Stored dataset items
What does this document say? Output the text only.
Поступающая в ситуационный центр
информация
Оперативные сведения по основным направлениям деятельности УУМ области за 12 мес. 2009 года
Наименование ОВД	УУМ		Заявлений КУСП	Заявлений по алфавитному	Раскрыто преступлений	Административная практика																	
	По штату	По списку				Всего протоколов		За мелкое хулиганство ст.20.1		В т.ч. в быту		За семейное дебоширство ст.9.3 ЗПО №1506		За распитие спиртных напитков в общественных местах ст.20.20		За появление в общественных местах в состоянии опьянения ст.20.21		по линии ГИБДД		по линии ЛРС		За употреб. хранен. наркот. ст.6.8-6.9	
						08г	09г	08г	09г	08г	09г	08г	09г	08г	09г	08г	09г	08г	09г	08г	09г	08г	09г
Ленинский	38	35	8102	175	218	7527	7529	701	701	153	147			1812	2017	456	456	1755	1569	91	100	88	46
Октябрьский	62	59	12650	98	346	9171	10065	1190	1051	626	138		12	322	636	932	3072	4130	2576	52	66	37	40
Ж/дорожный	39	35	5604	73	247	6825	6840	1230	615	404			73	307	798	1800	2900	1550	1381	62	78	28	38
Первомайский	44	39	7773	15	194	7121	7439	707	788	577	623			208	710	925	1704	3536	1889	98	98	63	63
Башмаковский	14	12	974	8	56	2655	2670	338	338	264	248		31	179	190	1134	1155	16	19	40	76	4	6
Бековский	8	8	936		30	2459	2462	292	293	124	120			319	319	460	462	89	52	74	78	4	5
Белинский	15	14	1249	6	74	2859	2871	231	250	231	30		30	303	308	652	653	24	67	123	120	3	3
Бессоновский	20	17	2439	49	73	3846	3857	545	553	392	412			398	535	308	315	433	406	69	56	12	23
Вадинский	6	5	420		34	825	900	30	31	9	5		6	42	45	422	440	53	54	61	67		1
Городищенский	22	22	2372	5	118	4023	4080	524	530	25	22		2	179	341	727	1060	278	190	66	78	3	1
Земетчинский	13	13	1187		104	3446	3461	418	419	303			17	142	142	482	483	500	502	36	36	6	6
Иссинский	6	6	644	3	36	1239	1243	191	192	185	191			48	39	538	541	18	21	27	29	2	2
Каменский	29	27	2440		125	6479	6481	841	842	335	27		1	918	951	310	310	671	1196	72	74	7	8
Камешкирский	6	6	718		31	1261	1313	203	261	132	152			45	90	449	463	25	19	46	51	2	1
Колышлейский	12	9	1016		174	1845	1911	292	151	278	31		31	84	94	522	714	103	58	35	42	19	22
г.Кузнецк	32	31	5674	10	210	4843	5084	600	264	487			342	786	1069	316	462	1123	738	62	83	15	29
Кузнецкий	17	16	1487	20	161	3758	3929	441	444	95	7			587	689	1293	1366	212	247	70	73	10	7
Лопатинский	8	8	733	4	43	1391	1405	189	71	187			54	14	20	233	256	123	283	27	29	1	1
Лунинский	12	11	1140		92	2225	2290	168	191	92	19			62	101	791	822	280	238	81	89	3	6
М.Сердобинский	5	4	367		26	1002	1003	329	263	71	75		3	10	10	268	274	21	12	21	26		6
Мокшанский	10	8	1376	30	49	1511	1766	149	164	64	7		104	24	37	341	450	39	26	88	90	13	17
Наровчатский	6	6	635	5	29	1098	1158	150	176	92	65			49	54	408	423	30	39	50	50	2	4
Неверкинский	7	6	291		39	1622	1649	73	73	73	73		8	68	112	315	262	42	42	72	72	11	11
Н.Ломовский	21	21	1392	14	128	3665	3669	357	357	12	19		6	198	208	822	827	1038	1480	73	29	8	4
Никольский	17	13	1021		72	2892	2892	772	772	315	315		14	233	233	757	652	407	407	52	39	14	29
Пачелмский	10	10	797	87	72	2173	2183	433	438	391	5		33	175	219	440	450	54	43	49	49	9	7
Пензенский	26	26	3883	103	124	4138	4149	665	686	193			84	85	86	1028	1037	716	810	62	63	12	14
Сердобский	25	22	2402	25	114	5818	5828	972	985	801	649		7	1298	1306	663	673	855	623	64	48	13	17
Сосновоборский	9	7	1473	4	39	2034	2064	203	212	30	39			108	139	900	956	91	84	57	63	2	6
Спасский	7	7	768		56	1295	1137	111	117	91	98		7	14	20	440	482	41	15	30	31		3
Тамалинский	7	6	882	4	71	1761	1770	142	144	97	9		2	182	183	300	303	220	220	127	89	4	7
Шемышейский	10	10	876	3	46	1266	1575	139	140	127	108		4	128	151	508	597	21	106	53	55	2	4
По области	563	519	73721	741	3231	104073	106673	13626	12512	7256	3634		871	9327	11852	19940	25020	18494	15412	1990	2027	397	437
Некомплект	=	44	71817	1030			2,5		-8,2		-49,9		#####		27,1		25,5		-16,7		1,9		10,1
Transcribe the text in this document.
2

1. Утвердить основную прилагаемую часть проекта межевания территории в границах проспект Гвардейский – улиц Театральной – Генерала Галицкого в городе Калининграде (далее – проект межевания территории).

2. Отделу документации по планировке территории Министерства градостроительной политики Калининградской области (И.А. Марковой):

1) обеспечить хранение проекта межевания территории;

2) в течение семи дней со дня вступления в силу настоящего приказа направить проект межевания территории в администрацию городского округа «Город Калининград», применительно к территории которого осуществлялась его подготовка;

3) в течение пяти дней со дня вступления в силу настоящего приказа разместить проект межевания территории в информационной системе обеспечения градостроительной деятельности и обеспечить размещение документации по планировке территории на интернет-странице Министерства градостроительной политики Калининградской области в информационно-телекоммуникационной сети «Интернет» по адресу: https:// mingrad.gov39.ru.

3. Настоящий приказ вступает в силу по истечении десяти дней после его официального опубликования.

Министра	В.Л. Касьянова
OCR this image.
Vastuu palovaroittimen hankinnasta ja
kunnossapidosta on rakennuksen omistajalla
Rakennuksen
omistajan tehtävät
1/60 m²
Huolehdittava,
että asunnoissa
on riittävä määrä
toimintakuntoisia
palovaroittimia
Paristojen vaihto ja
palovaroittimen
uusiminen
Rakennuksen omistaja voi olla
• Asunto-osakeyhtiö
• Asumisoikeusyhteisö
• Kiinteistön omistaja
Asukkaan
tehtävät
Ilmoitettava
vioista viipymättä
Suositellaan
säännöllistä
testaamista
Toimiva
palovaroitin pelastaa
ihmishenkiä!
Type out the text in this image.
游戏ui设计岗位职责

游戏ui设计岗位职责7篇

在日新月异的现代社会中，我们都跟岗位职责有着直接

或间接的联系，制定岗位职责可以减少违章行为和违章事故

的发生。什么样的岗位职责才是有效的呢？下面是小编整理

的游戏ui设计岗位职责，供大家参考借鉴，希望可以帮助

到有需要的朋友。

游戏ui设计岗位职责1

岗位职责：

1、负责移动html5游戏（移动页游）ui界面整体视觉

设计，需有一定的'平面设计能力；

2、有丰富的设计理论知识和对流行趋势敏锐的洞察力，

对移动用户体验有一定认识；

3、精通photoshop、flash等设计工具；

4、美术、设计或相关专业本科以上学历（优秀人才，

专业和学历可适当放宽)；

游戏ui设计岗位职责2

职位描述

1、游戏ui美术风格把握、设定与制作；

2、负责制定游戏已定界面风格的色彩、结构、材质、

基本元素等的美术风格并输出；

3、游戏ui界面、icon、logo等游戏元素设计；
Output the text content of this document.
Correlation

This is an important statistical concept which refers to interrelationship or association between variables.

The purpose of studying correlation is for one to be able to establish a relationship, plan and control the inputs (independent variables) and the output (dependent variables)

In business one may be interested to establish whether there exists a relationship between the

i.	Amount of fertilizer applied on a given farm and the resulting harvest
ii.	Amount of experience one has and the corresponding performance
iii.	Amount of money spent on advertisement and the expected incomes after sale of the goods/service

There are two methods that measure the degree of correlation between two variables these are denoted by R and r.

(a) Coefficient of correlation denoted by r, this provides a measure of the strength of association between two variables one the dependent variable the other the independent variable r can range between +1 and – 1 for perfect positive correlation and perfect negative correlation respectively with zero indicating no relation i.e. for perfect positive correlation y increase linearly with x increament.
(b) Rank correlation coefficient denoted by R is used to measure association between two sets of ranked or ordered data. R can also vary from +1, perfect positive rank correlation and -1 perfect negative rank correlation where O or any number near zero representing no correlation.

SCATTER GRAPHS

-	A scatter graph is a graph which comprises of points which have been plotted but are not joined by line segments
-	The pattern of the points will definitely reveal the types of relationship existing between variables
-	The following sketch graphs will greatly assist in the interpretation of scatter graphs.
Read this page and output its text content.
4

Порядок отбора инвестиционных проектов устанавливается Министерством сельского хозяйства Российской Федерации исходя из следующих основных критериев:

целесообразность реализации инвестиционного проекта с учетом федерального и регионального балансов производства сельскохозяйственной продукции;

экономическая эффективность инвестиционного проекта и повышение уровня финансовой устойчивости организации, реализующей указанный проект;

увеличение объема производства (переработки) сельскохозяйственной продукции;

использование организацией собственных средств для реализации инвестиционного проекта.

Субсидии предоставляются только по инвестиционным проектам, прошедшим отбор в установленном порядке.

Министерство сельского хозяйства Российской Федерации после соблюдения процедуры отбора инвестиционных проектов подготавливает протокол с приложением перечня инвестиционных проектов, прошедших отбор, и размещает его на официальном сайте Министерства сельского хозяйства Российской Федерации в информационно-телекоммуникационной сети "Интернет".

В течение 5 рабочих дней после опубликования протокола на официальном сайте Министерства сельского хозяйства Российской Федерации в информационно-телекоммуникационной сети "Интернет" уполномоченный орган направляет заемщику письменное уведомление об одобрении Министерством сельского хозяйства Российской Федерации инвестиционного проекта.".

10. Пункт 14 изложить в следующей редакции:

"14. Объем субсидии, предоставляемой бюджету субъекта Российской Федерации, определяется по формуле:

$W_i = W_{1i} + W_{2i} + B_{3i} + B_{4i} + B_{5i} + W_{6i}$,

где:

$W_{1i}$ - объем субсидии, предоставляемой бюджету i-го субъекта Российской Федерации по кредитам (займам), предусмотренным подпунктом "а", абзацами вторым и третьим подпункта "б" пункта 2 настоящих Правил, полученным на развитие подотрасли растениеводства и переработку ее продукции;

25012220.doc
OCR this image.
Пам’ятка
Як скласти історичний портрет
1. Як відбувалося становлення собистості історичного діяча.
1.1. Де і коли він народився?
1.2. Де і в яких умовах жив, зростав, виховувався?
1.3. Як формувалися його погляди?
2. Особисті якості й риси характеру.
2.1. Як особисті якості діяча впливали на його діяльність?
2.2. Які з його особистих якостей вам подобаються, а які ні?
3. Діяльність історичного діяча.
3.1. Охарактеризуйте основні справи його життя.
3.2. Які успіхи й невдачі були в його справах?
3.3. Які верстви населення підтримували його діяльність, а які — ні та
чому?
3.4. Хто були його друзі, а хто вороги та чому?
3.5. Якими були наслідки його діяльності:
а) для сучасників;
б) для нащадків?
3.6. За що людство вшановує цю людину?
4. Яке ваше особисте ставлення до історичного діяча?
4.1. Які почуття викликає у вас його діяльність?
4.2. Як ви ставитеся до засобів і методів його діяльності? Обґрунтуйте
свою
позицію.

Goal of the exercise ▸
Identify which lines contain the word "якості" and copy each one.

Output of the exercise ▸
2. Особисті якості й риси характеру.
2.1. Як особисті якості діяча впливали на його діяльність?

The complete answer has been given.